_Job_:
Transcribe every entry below word for word, but skip the pictures.

_Given records_:
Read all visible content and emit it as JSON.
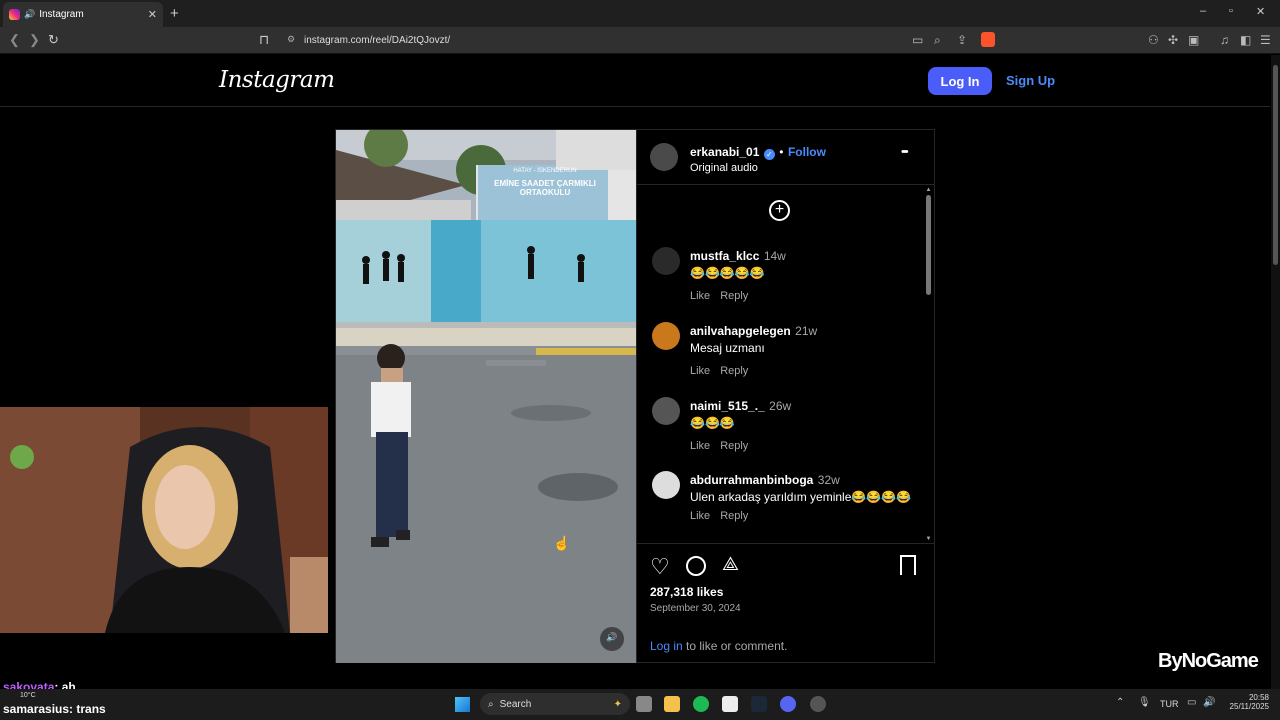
{
  "browser": {
    "tab_title": "Instagram",
    "new_tab": "+",
    "url": "instagram.com/reel/DAi2tQJovzt/",
    "window_controls": [
      "–",
      "▫",
      "✕"
    ]
  },
  "instagram": {
    "logo": "Instagram",
    "login_label": "Log In",
    "signup_label": "Sign Up"
  },
  "post": {
    "author": "erkanabi_01",
    "follow_label": "Follow",
    "audio": "Original audio",
    "more_label": "•••",
    "likes": "287,318 likes",
    "date": "September 30, 2024",
    "login_prompt_link": "Log in",
    "login_prompt_rest": " to like or comment.",
    "comments": [
      {
        "user": "mustfa_klcc",
        "time": "14w",
        "text": "😂😂😂😂😂",
        "like": "Like",
        "reply": "Reply"
      },
      {
        "user": "anilvahapgelegen",
        "time": "21w",
        "text": "Mesaj uzmanı",
        "like": "Like",
        "reply": "Reply"
      },
      {
        "user": "naimi_515_._",
        "time": "26w",
        "text": "😂😂😂",
        "like": "Like",
        "reply": "Reply"
      },
      {
        "user": "abdurrahmanbinboga",
        "time": "32w",
        "text": "Ulen arkadaş yarıldım yeminle😂😂😂😂",
        "like": "Like",
        "reply": "Reply"
      }
    ]
  },
  "video_scene": {
    "sign_line1": "HATAY - İSKENDERUN",
    "sign_line2": "EMİNE SAADET ÇARMIKLI",
    "sign_line3": "ORTAOKULU"
  },
  "chat": [
    {
      "user": "sakovata",
      "msg": ": ah"
    },
    {
      "user": "samarasius",
      "msg": ": trans"
    }
  ],
  "taskbar": {
    "search_label": "Search",
    "weather": "10°C",
    "lang": "TUR",
    "time": "20:58",
    "date": "25/11/2025"
  },
  "watermark": "ByNoGame",
  "colors": {
    "accent": "#4a5df9",
    "link": "#4a8bfa",
    "follow": "#4a8bfa"
  }
}
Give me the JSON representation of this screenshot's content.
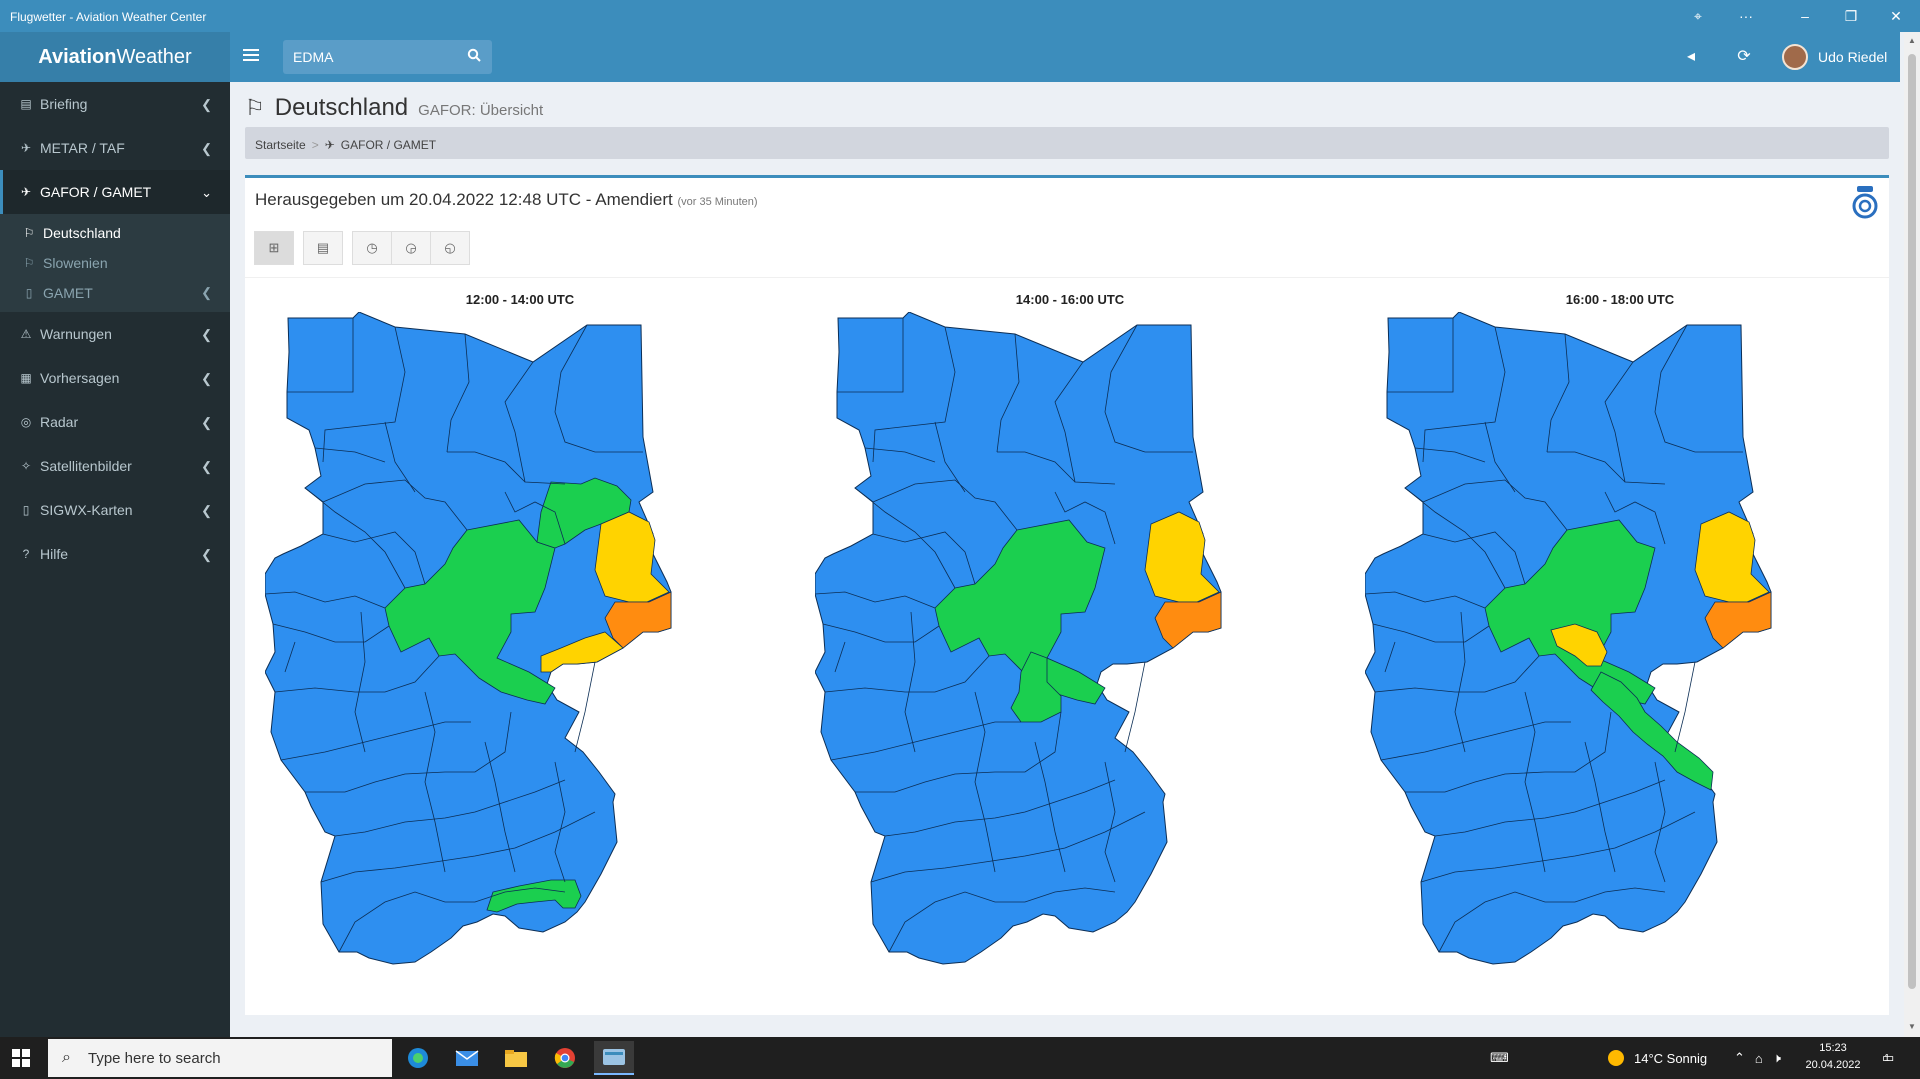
{
  "window": {
    "title": "Flugwetter - Aviation Weather Center"
  },
  "header": {
    "logo_bold": "Aviation",
    "logo_rest": "Weather",
    "search_value": "EDMA",
    "user_name": "Udo Riedel"
  },
  "sidebar": {
    "items": [
      {
        "label": "Briefing",
        "icon": "briefcase-icon"
      },
      {
        "label": "METAR / TAF",
        "icon": "plane-icon"
      },
      {
        "label": "GAFOR / GAMET",
        "icon": "plane-icon"
      },
      {
        "label": "Warnungen",
        "icon": "warning-icon"
      },
      {
        "label": "Vorhersagen",
        "icon": "calendar-icon"
      },
      {
        "label": "Radar",
        "icon": "radar-icon"
      },
      {
        "label": "Satellitenbilder",
        "icon": "satellite-icon"
      },
      {
        "label": "SIGWX-Karten",
        "icon": "map-icon"
      },
      {
        "label": "Hilfe",
        "icon": "help-icon"
      }
    ],
    "sub": [
      {
        "label": "Deutschland"
      },
      {
        "label": "Slowenien"
      },
      {
        "label": "GAMET"
      }
    ]
  },
  "page": {
    "title": "Deutschland",
    "subtitle": "GAFOR: Übersicht",
    "breadcrumb": [
      "Startseite",
      "GAFOR / GAMET"
    ],
    "issued": "Herausgegeben um 20.04.2022 12:48 UTC - Amendiert",
    "issued_note": "(vor 35 Minuten)"
  },
  "colors": {
    "O": "#2e8ff0",
    "D": "#1bcf4f",
    "M": "#ffd300",
    "X": "#ff8c10",
    "accent": "#3c8dbc"
  },
  "panels": [
    {
      "time": "12:00 - 14:00 UTC",
      "areas": [
        {
          "cat": "D",
          "shape": "center"
        },
        {
          "cat": "D",
          "shape": "north-east"
        },
        {
          "cat": "M",
          "shape": "east"
        },
        {
          "cat": "X",
          "shape": "south-east"
        },
        {
          "cat": "M",
          "shape": "east-strip"
        },
        {
          "cat": "D",
          "shape": "alps"
        }
      ]
    },
    {
      "time": "14:00 - 16:00 UTC",
      "areas": [
        {
          "cat": "D",
          "shape": "center"
        },
        {
          "cat": "D",
          "shape": "south"
        },
        {
          "cat": "M",
          "shape": "east"
        },
        {
          "cat": "X",
          "shape": "south-east"
        }
      ]
    },
    {
      "time": "16:00 - 18:00 UTC",
      "areas": [
        {
          "cat": "D",
          "shape": "center"
        },
        {
          "cat": "D",
          "shape": "south-east-strip"
        },
        {
          "cat": "M",
          "shape": "east"
        },
        {
          "cat": "X",
          "shape": "south-east"
        },
        {
          "cat": "M",
          "shape": "center-small"
        }
      ]
    }
  ],
  "taskbar": {
    "search_placeholder": "Type here to search",
    "weather": "14°C  Sonnig",
    "time": "15:23",
    "date": "20.04.2022",
    "notifications": "1"
  }
}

_Solution for this task_:
Read all visible content and emit it as JSON.
{
  "browser": {
    "tab_title": "Instagram",
    "new_tab": "+",
    "url": "instagram.com/reel/DAi2tQJovzt/",
    "window_controls": [
      "–",
      "▫",
      "✕"
    ]
  },
  "instagram": {
    "logo": "Instagram",
    "login_label": "Log In",
    "signup_label": "Sign Up"
  },
  "post": {
    "author": "erkanabi_01",
    "follow_label": "Follow",
    "audio": "Original audio",
    "more_label": "•••",
    "likes": "287,318 likes",
    "date": "September 30, 2024",
    "login_prompt_link": "Log in",
    "login_prompt_rest": " to like or comment.",
    "comments": [
      {
        "user": "mustfa_klcc",
        "time": "14w",
        "text": "😂😂😂😂😂",
        "like": "Like",
        "reply": "Reply"
      },
      {
        "user": "anilvahapgelegen",
        "time": "21w",
        "text": "Mesaj uzmanı",
        "like": "Like",
        "reply": "Reply"
      },
      {
        "user": "naimi_515_._",
        "time": "26w",
        "text": "😂😂😂",
        "like": "Like",
        "reply": "Reply"
      },
      {
        "user": "abdurrahmanbinboga",
        "time": "32w",
        "text": "Ulen arkadaş yarıldım yeminle😂😂😂😂",
        "like": "Like",
        "reply": "Reply"
      }
    ]
  },
  "video_scene": {
    "sign_line1": "HATAY - İSKENDERUN",
    "sign_line2": "EMİNE SAADET ÇARMIKLI",
    "sign_line3": "ORTAOKULU"
  },
  "chat": [
    {
      "user": "sakovata",
      "msg": ": ah"
    },
    {
      "user": "samarasius",
      "msg": ": trans"
    }
  ],
  "taskbar": {
    "search_label": "Search",
    "weather": "10°C",
    "lang": "TUR",
    "time": "20:58",
    "date": "25/11/2025"
  },
  "watermark": "ByNoGame",
  "colors": {
    "accent": "#4a5df9",
    "link": "#4a8bfa",
    "follow": "#4a8bfa"
  }
}
Give me the JSON representation of this screenshot's content.
{
  "window": {
    "title": "Flugwetter - Aviation Weather Center"
  },
  "header": {
    "logo_bold": "Aviation",
    "logo_rest": "Weather",
    "search_value": "EDMA",
    "user_name": "Udo Riedel"
  },
  "sidebar": {
    "items": [
      {
        "label": "Briefing",
        "icon": "briefcase-icon"
      },
      {
        "label": "METAR / TAF",
        "icon": "plane-icon"
      },
      {
        "label": "GAFOR / GAMET",
        "icon": "plane-icon"
      },
      {
        "label": "Warnungen",
        "icon": "warning-icon"
      },
      {
        "label": "Vorhersagen",
        "icon": "calendar-icon"
      },
      {
        "label": "Radar",
        "icon": "radar-icon"
      },
      {
        "label": "Satellitenbilder",
        "icon": "satellite-icon"
      },
      {
        "label": "SIGWX-Karten",
        "icon": "map-icon"
      },
      {
        "label": "Hilfe",
        "icon": "help-icon"
      }
    ],
    "sub": [
      {
        "label": "Deutschland"
      },
      {
        "label": "Slowenien"
      },
      {
        "label": "GAMET"
      }
    ]
  },
  "page": {
    "title": "Deutschland",
    "subtitle": "GAFOR: Übersicht",
    "breadcrumb": [
      "Startseite",
      "GAFOR / GAMET"
    ],
    "issued": "Herausgegeben um 20.04.2022 12:48 UTC - Amendiert",
    "issued_note": "(vor 35 Minuten)"
  },
  "colors": {
    "O": "#2e8ff0",
    "D": "#1bcf4f",
    "M": "#ffd300",
    "X": "#ff8c10",
    "accent": "#3c8dbc"
  },
  "panels": [
    {
      "time": "12:00 - 14:00 UTC",
      "areas": [
        {
          "cat": "D",
          "shape": "center"
        },
        {
          "cat": "D",
          "shape": "north-east"
        },
        {
          "cat": "M",
          "shape": "east"
        },
        {
          "cat": "X",
          "shape": "south-east"
        },
        {
          "cat": "M",
          "shape": "east-strip"
        },
        {
          "cat": "D",
          "shape": "alps"
        }
      ]
    },
    {
      "time": "14:00 - 16:00 UTC",
      "areas": [
        {
          "cat": "D",
          "shape": "center"
        },
        {
          "cat": "D",
          "shape": "south"
        },
        {
          "cat": "M",
          "shape": "east"
        },
        {
          "cat": "X",
          "shape": "south-east"
        }
      ]
    },
    {
      "time": "16:00 - 18:00 UTC",
      "areas": [
        {
          "cat": "D",
          "shape": "center"
        },
        {
          "cat": "D",
          "shape": "south-east-strip"
        },
        {
          "cat": "M",
          "shape": "east"
        },
        {
          "cat": "X",
          "shape": "south-east"
        },
        {
          "cat": "M",
          "shape": "center-small"
        }
      ]
    }
  ],
  "taskbar": {
    "search_placeholder": "Type here to search",
    "weather": "14°C  Sonnig",
    "time": "15:23",
    "date": "20.04.2022",
    "notifications": "1"
  }
}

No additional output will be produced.